> Instruction
Below are the records; pull every line that includes "депутаты".

**** Available records

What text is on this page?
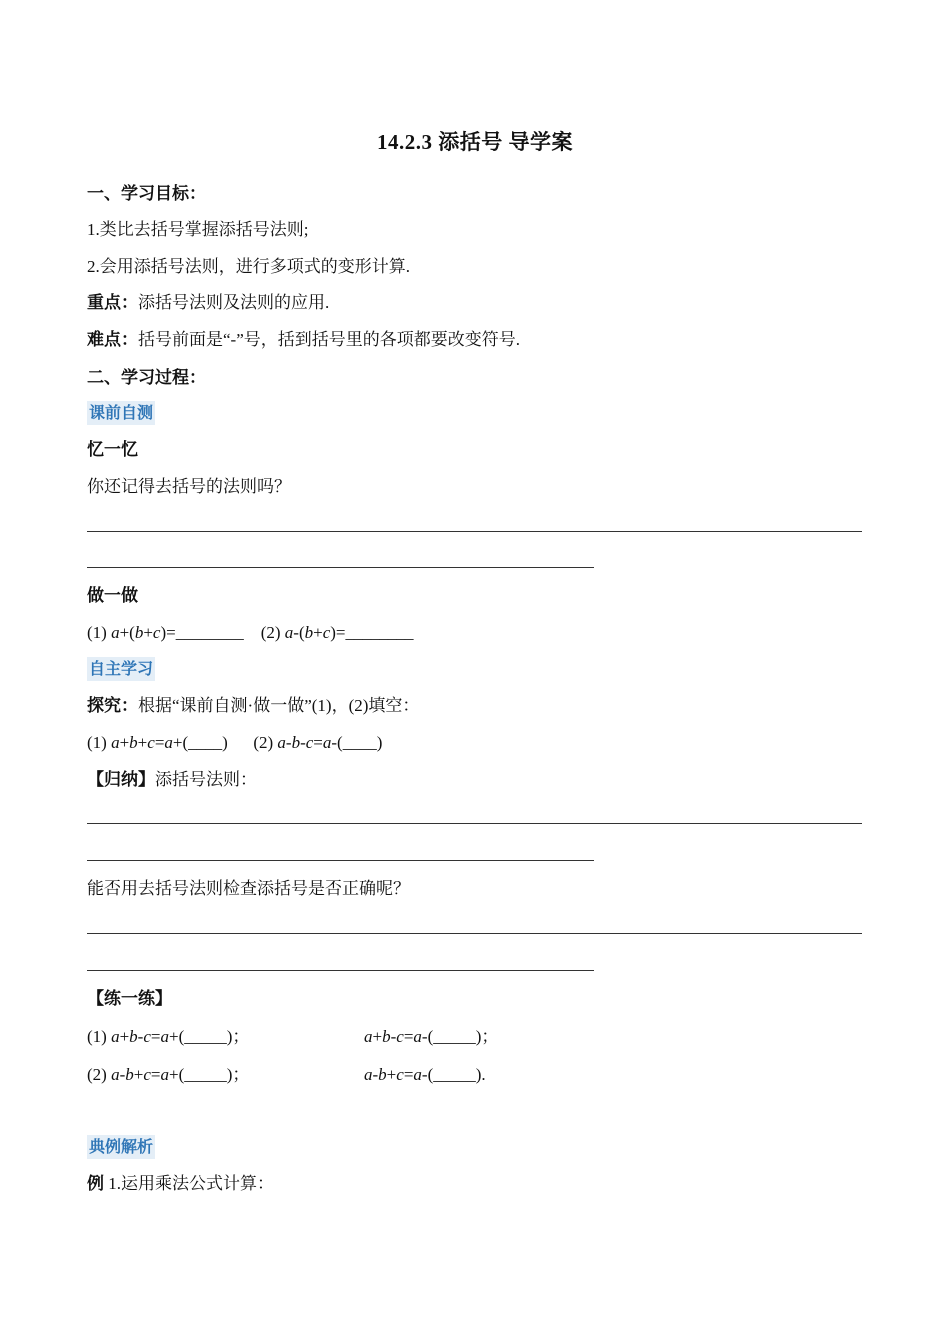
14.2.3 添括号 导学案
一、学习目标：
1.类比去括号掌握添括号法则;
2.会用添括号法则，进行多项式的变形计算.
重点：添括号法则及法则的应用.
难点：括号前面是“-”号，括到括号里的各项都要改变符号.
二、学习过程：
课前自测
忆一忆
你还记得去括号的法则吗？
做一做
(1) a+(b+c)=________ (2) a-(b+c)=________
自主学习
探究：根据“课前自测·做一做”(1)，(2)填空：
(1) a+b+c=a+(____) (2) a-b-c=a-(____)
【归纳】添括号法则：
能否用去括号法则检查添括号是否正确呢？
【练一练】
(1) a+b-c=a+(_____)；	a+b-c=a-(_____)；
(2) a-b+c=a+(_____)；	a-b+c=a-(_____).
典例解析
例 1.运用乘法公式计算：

********
**** Available records

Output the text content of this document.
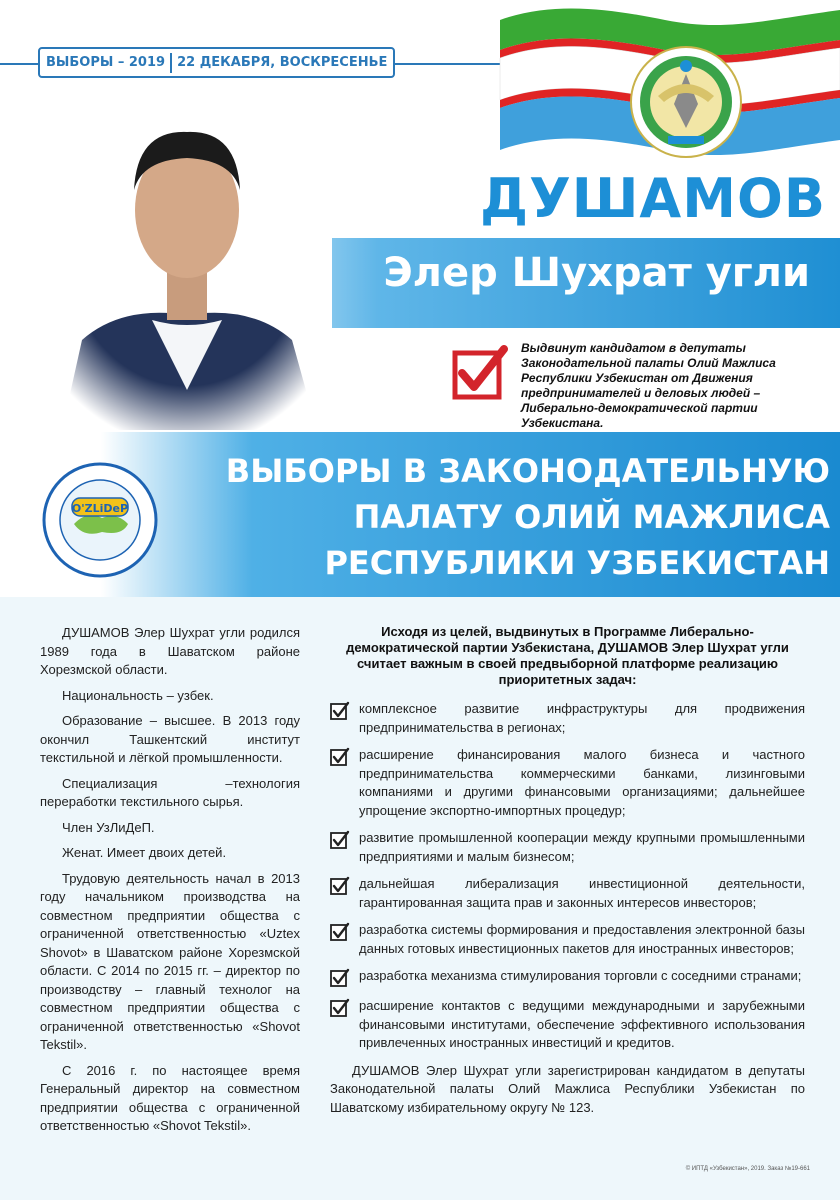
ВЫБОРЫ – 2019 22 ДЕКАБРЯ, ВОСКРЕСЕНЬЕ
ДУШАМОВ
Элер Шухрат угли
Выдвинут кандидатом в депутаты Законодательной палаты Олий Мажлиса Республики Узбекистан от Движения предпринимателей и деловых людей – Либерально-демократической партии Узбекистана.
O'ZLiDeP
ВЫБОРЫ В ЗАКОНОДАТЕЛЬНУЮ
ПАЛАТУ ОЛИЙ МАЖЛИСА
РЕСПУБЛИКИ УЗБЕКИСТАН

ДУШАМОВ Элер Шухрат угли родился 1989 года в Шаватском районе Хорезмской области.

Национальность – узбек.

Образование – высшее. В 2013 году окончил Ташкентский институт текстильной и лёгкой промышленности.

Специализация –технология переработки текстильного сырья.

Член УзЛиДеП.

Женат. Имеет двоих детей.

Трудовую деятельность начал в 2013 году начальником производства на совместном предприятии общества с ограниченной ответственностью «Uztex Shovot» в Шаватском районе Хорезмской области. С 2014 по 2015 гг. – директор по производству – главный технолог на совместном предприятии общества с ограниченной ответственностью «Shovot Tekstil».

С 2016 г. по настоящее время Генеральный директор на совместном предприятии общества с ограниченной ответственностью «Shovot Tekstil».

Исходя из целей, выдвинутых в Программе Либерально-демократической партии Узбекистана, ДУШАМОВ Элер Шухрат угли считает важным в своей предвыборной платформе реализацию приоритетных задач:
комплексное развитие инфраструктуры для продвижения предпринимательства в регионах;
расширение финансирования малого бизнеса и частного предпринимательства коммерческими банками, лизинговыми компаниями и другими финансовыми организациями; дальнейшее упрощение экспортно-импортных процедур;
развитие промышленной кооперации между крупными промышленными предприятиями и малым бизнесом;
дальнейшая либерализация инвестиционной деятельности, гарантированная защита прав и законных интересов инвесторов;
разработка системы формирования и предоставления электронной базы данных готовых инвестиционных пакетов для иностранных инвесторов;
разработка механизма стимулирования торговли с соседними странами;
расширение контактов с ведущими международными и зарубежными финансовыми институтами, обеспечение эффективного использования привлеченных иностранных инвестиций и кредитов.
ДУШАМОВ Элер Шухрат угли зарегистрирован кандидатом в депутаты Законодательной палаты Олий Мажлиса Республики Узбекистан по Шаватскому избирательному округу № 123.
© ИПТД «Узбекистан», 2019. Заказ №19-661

********

> Written answer
Выдвинут кандидатом в депутаты Законодательной палаты Олий Мажлиса Республики Узбекистан от Движения предпринимателей и деловых людей – Либерально-демократической партии Узбекистана.
ДУШАМОВ Элер Шухрат угли зарегистрирован кандидатом в депутаты Законодательной палаты Олий Мажлиса Республики Узбекистан по Шаватскому избирательному округу № 123.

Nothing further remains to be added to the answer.